Record list
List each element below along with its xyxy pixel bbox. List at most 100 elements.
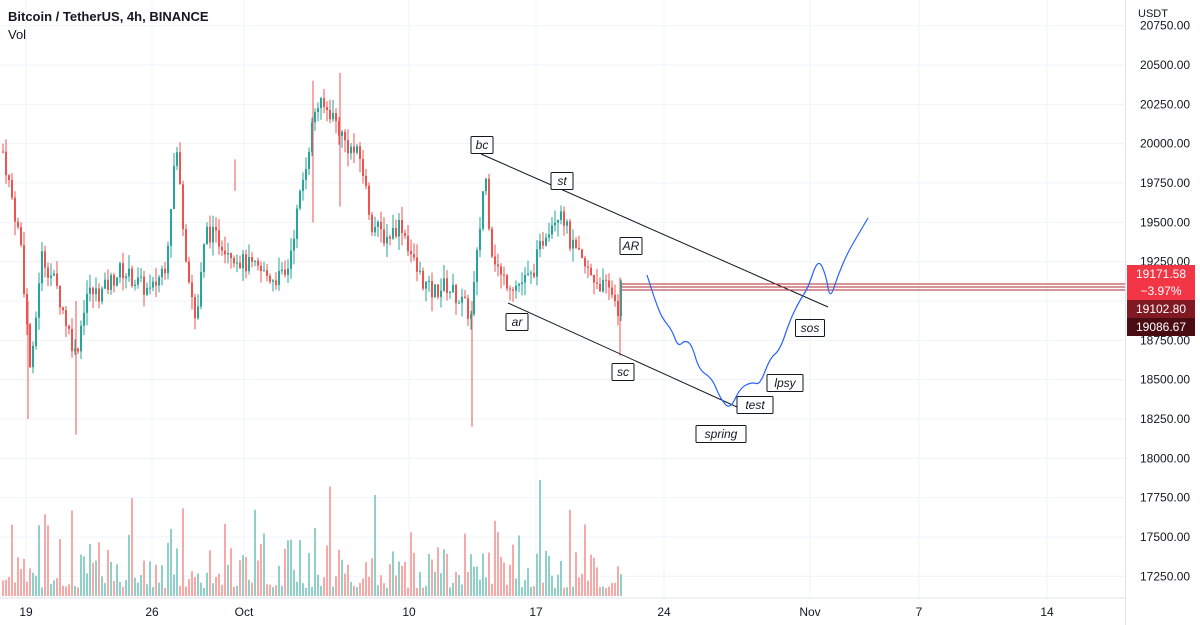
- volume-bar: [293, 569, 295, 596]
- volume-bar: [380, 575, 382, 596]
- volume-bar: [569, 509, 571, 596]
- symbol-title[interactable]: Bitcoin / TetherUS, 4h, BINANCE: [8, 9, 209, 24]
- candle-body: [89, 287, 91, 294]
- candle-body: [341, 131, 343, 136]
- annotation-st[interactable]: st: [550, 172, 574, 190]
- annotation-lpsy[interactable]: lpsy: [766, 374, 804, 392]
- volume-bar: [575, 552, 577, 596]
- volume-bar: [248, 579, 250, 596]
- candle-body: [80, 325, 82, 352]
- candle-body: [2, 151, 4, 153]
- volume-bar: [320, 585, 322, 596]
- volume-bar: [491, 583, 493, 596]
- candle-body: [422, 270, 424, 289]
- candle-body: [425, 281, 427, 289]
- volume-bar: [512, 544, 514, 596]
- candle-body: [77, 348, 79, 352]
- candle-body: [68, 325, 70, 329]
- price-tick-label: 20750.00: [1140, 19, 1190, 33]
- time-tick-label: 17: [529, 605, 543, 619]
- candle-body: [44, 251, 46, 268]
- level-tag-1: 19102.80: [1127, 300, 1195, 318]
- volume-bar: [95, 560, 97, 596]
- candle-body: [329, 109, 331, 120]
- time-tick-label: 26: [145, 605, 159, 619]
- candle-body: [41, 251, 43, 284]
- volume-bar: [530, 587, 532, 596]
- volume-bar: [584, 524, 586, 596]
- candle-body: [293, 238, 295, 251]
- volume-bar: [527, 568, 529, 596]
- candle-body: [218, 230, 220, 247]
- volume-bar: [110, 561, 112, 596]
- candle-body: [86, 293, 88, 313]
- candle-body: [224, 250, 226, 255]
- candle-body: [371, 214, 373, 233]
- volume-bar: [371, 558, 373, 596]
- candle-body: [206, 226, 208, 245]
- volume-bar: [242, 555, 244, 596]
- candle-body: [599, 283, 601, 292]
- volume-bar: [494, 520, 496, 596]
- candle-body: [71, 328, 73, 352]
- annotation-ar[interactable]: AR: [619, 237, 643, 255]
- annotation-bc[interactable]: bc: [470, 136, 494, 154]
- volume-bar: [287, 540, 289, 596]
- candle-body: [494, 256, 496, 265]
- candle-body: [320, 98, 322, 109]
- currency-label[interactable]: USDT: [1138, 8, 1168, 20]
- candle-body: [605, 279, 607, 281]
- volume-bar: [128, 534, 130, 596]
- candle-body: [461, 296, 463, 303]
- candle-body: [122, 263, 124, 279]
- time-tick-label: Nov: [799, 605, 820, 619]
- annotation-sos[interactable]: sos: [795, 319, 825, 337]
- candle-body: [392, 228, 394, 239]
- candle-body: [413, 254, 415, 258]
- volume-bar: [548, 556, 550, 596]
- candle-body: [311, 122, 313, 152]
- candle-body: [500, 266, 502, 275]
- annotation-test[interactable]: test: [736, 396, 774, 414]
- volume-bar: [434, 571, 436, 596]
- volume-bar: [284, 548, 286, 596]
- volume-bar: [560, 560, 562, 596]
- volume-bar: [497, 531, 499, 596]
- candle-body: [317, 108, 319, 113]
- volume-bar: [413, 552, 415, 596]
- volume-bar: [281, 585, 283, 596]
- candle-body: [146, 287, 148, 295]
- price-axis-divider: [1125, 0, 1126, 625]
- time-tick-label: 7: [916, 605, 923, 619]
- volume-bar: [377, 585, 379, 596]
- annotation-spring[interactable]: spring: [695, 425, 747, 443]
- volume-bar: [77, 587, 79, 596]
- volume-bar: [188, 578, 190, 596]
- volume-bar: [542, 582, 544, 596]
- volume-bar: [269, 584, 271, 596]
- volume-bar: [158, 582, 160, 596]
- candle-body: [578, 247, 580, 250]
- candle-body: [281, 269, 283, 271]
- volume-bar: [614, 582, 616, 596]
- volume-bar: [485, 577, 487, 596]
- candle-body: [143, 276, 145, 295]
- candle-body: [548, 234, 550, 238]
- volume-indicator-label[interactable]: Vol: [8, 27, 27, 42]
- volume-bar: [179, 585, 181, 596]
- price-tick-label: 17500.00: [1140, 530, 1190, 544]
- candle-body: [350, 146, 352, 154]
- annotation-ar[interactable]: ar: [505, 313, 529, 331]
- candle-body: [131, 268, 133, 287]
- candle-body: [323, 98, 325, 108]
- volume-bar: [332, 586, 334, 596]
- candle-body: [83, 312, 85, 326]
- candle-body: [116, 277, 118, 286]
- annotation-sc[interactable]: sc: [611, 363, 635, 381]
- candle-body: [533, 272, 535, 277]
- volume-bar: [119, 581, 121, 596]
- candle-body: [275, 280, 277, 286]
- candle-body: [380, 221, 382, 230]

==

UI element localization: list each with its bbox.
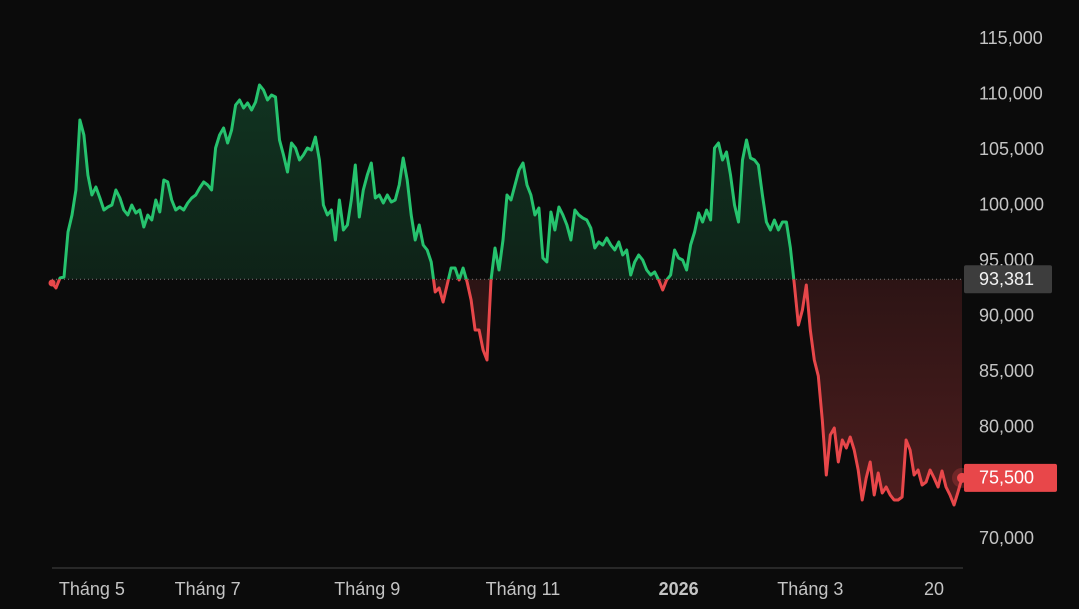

...

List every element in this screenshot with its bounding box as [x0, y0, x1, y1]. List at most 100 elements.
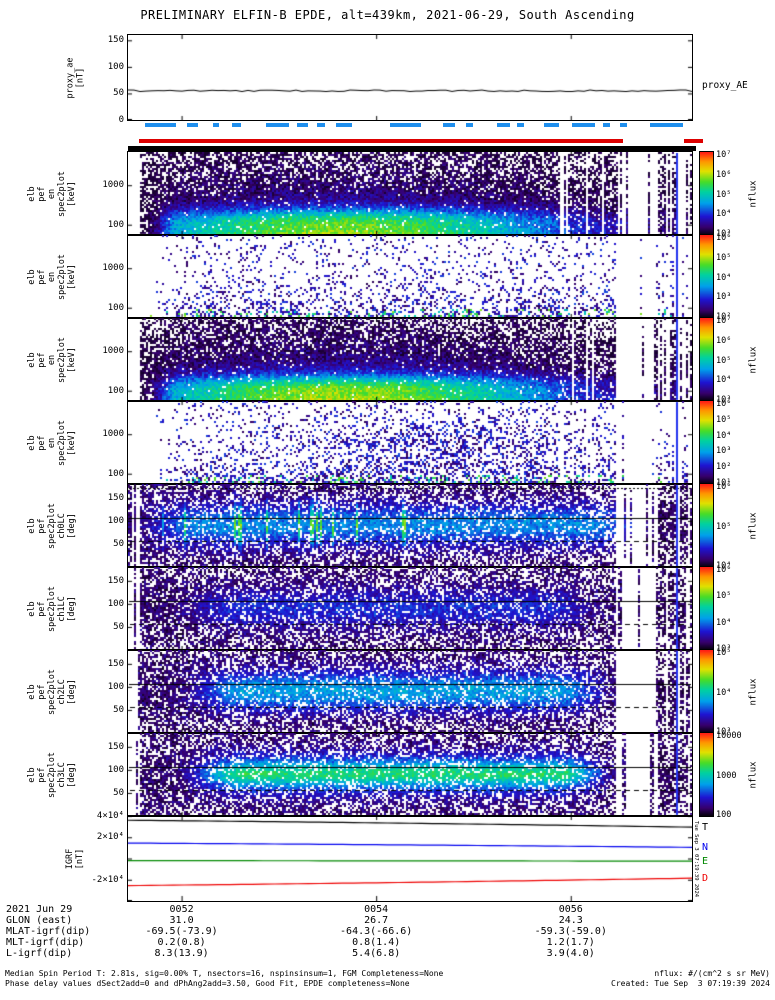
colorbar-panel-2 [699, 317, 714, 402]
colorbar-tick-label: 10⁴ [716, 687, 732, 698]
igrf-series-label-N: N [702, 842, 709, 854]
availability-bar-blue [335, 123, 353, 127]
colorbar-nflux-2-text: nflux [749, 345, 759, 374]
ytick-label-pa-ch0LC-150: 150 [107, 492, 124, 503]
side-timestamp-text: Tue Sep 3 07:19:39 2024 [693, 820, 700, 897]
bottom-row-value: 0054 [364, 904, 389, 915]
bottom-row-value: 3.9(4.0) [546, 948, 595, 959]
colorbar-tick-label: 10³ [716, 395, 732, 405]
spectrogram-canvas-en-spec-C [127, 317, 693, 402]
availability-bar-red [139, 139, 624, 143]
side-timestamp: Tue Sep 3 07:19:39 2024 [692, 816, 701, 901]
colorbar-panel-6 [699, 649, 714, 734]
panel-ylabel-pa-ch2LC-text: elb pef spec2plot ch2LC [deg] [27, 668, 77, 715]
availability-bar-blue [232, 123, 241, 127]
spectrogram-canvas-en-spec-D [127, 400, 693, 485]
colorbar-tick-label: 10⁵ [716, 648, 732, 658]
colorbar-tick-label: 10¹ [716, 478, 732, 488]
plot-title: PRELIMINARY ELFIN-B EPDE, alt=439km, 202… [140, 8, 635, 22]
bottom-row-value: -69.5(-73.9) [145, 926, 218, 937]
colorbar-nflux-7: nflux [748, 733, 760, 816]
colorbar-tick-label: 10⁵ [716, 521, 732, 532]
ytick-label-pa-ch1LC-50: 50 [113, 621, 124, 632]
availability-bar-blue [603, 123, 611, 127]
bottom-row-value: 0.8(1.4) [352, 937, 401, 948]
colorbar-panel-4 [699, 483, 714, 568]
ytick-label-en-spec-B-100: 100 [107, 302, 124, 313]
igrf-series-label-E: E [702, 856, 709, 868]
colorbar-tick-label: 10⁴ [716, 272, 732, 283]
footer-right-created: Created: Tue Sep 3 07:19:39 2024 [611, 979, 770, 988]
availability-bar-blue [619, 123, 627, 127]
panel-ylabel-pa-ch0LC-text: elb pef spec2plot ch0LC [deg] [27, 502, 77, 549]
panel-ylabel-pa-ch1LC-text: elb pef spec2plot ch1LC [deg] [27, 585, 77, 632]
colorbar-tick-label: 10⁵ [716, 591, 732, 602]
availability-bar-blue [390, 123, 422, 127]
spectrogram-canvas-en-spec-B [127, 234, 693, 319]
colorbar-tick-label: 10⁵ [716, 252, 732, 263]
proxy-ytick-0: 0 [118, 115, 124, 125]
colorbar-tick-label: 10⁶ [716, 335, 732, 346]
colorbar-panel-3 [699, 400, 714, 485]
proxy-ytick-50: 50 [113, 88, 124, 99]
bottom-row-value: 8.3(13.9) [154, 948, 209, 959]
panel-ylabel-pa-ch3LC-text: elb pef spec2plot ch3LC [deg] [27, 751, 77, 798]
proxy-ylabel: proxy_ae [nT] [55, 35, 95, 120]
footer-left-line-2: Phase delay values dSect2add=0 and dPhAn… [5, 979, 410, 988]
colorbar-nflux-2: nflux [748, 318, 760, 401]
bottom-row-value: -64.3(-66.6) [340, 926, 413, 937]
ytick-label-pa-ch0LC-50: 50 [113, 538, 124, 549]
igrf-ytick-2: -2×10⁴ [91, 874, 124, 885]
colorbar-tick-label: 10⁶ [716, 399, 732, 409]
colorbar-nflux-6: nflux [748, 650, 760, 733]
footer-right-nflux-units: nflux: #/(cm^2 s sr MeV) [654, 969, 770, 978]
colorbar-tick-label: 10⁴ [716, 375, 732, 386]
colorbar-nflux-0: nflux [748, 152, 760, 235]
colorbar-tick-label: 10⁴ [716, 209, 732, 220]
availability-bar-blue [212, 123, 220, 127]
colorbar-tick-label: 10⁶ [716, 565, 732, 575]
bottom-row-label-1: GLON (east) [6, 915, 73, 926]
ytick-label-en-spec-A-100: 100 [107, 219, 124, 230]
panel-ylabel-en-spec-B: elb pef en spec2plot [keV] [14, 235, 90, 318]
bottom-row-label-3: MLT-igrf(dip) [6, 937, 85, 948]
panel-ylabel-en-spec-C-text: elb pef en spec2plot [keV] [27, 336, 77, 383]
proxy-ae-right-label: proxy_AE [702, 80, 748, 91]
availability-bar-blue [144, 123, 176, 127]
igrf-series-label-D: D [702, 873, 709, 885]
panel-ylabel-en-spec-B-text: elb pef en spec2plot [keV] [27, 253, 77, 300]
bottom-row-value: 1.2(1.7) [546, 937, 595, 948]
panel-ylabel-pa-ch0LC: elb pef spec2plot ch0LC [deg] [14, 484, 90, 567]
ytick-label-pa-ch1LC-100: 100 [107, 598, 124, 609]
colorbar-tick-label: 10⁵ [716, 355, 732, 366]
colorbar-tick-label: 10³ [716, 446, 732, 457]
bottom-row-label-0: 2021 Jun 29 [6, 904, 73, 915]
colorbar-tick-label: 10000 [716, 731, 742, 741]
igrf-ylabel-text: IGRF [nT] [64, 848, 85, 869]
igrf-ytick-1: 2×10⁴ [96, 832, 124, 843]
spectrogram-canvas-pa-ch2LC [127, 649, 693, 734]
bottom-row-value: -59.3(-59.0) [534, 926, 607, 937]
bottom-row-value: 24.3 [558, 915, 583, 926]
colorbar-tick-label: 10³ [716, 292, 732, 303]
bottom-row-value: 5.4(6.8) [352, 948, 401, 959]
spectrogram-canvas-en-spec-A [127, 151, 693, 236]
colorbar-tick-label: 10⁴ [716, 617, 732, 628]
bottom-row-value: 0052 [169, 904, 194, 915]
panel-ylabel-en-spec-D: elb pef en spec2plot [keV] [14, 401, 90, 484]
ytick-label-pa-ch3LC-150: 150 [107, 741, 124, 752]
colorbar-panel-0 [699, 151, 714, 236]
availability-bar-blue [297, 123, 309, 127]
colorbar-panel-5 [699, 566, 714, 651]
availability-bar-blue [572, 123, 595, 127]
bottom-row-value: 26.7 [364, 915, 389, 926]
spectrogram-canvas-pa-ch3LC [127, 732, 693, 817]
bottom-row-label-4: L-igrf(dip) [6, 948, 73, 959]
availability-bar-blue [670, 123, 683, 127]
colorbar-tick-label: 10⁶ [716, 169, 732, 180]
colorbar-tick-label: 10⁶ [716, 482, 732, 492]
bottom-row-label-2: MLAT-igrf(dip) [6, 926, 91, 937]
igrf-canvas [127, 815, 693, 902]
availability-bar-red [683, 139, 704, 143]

Problem
Revise the records by replacing "availability-bar-blue" with "availability-bar-navy", changing nothing else. Begin at the line that contains "List every element", stop after the line that contains "colorbar-tick-label: 10¹ [716, 478, 732, 488]", and leave the pictures out of your answer.

Exercise solution
List every element in this screenshot with its bounding box as [x0, y0, x1, y1]. List at most 100 elements.
colorbar-panel-2 [699, 317, 714, 402]
colorbar-tick-label: 10⁴ [716, 687, 732, 698]
igrf-series-label-N: N [702, 842, 709, 854]
availability-bar-navy [335, 123, 353, 127]
colorbar-nflux-2-text: nflux [749, 345, 759, 374]
ytick-label-pa-ch0LC-150: 150 [107, 492, 124, 503]
side-timestamp-text: Tue Sep 3 07:19:39 2024 [693, 820, 700, 897]
bottom-row-value: 0054 [364, 904, 389, 915]
bottom-row-value: 3.9(4.0) [546, 948, 595, 959]
colorbar-tick-label: 10³ [716, 395, 732, 405]
spectrogram-canvas-en-spec-C [127, 317, 693, 402]
availability-bar-red [139, 139, 624, 143]
side-timestamp: Tue Sep 3 07:19:39 2024 [692, 816, 701, 901]
colorbar-panel-6 [699, 649, 714, 734]
panel-ylabel-pa-ch2LC-text: elb pef spec2plot ch2LC [deg] [27, 668, 77, 715]
availability-bar-navy [232, 123, 241, 127]
spectrogram-canvas-en-spec-D [127, 400, 693, 485]
colorbar-tick-label: 10⁵ [716, 648, 732, 658]
colorbar-tick-label: 10¹ [716, 478, 732, 488]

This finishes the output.